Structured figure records
★ ★ ★ ★

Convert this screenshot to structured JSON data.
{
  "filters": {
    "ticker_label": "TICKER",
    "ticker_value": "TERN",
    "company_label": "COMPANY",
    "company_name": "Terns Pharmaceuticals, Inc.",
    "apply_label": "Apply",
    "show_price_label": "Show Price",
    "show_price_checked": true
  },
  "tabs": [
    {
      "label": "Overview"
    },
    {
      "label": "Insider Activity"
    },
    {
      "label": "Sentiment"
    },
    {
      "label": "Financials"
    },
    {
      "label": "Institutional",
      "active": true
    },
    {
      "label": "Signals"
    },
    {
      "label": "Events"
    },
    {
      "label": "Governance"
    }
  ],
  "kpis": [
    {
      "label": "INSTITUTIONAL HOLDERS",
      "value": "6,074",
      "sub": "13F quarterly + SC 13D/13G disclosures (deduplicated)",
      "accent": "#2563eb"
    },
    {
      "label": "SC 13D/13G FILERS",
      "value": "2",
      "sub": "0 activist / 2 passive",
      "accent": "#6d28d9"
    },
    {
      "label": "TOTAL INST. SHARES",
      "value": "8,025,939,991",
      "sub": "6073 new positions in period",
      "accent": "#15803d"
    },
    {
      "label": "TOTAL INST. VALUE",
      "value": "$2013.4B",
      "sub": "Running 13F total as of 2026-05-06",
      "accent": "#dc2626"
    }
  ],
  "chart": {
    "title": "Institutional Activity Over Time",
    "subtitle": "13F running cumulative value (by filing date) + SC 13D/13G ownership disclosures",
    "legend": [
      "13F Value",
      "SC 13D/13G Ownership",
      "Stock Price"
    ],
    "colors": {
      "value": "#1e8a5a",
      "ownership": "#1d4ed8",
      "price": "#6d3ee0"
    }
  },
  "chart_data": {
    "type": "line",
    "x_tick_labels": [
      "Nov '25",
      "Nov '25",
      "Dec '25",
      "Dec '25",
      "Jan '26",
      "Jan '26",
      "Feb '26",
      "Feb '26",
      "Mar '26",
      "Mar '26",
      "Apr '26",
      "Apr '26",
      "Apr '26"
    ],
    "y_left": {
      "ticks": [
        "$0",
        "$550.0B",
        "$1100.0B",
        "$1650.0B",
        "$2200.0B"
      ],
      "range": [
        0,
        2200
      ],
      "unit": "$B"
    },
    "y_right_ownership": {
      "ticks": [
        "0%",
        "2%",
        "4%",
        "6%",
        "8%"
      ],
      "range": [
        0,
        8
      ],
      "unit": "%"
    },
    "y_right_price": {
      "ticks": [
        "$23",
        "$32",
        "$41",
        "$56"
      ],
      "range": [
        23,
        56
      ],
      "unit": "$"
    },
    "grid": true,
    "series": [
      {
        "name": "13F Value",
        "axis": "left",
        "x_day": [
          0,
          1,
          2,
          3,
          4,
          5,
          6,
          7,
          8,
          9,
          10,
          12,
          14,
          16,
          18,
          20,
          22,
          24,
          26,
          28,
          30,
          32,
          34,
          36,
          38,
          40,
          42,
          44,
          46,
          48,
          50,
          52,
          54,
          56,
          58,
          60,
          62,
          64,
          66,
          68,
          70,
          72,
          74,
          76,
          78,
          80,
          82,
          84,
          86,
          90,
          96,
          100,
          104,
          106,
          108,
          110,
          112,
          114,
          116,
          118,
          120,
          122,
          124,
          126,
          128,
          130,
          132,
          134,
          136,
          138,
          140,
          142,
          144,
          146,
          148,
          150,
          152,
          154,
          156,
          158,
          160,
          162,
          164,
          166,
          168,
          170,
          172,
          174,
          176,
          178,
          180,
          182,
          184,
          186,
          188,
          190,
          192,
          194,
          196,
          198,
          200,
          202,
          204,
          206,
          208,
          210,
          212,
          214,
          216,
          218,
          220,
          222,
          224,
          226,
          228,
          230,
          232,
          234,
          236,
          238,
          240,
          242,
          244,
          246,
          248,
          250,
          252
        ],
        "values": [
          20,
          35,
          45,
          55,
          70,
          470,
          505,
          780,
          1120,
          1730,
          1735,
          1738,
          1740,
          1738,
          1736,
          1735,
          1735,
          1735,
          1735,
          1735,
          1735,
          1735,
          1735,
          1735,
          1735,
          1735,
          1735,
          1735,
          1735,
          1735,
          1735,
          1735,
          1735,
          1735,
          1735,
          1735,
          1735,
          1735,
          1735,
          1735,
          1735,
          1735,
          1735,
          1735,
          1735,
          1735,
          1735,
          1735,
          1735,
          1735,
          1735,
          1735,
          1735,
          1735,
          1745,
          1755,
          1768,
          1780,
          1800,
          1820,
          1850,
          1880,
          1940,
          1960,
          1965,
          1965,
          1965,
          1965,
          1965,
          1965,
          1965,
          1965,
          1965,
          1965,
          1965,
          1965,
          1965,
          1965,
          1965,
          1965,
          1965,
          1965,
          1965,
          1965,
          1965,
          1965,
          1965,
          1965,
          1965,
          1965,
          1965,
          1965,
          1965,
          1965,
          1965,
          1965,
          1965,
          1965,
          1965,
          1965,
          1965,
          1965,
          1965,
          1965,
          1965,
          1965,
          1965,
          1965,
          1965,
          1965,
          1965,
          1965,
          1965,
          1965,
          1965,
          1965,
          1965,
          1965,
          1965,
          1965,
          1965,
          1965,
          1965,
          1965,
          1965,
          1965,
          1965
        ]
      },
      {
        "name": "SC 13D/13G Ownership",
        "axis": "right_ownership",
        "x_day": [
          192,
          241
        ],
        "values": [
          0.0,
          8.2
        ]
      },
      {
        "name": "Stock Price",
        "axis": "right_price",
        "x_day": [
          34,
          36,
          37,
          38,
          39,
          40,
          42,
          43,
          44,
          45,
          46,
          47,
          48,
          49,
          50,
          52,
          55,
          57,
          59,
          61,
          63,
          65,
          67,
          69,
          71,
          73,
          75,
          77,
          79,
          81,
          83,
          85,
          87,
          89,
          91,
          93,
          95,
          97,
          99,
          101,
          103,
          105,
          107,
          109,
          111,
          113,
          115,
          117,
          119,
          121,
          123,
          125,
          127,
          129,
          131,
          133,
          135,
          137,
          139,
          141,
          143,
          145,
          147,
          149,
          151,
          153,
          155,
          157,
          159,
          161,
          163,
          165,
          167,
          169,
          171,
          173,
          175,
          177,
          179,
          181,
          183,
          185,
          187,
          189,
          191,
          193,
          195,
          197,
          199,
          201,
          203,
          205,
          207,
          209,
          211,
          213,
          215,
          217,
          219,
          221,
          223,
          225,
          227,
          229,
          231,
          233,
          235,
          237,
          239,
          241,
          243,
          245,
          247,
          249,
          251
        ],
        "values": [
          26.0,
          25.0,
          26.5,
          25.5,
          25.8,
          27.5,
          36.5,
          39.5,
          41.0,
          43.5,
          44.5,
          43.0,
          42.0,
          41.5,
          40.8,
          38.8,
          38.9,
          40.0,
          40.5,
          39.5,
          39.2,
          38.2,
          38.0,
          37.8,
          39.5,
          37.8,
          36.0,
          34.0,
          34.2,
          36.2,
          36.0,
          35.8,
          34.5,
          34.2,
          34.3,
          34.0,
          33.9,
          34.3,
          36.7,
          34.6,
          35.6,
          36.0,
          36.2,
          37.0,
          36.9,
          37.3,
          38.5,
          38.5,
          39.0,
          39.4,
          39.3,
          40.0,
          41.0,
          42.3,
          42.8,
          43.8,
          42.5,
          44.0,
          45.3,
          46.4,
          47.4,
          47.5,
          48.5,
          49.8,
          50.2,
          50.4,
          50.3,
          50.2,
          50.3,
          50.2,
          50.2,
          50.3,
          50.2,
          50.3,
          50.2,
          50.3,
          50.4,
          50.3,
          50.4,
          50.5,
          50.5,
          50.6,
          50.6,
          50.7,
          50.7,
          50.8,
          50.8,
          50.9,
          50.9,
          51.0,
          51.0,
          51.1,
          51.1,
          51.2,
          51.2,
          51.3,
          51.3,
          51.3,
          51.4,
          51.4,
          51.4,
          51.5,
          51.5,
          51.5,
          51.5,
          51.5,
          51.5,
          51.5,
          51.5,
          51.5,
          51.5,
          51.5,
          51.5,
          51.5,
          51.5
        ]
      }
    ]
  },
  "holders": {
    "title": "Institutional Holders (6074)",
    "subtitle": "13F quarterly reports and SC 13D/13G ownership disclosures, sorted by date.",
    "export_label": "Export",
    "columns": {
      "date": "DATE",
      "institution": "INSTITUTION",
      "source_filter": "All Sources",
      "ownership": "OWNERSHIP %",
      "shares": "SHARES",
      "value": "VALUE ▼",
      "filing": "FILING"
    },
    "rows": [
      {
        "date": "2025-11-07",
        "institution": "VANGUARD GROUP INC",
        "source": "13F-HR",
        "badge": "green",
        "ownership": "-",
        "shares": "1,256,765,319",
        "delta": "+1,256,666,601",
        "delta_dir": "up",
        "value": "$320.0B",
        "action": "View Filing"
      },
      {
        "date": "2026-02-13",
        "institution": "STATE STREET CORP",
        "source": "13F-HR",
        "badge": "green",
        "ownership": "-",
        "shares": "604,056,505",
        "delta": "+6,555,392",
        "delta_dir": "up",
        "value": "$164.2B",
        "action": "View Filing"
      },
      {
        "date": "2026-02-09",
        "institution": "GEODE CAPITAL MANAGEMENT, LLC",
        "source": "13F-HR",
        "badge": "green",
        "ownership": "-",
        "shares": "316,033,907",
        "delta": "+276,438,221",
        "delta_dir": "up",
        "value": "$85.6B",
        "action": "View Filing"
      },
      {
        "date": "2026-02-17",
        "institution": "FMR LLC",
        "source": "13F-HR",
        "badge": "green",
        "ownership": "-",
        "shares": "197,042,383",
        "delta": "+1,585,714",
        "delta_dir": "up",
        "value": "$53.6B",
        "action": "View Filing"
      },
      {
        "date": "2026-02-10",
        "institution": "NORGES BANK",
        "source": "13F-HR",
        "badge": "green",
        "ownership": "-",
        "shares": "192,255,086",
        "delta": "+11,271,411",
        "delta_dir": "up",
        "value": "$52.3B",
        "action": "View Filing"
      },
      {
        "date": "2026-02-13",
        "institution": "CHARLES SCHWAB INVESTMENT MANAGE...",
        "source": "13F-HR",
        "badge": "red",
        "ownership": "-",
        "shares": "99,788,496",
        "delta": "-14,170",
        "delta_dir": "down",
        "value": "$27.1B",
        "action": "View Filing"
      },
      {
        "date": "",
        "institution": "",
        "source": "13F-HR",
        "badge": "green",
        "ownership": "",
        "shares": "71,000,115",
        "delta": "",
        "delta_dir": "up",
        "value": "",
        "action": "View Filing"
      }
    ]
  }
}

★ ★ ★ ★

What is being asked - In the entries above, count each line holding "true" and report the total and nothing more.

Reply - 3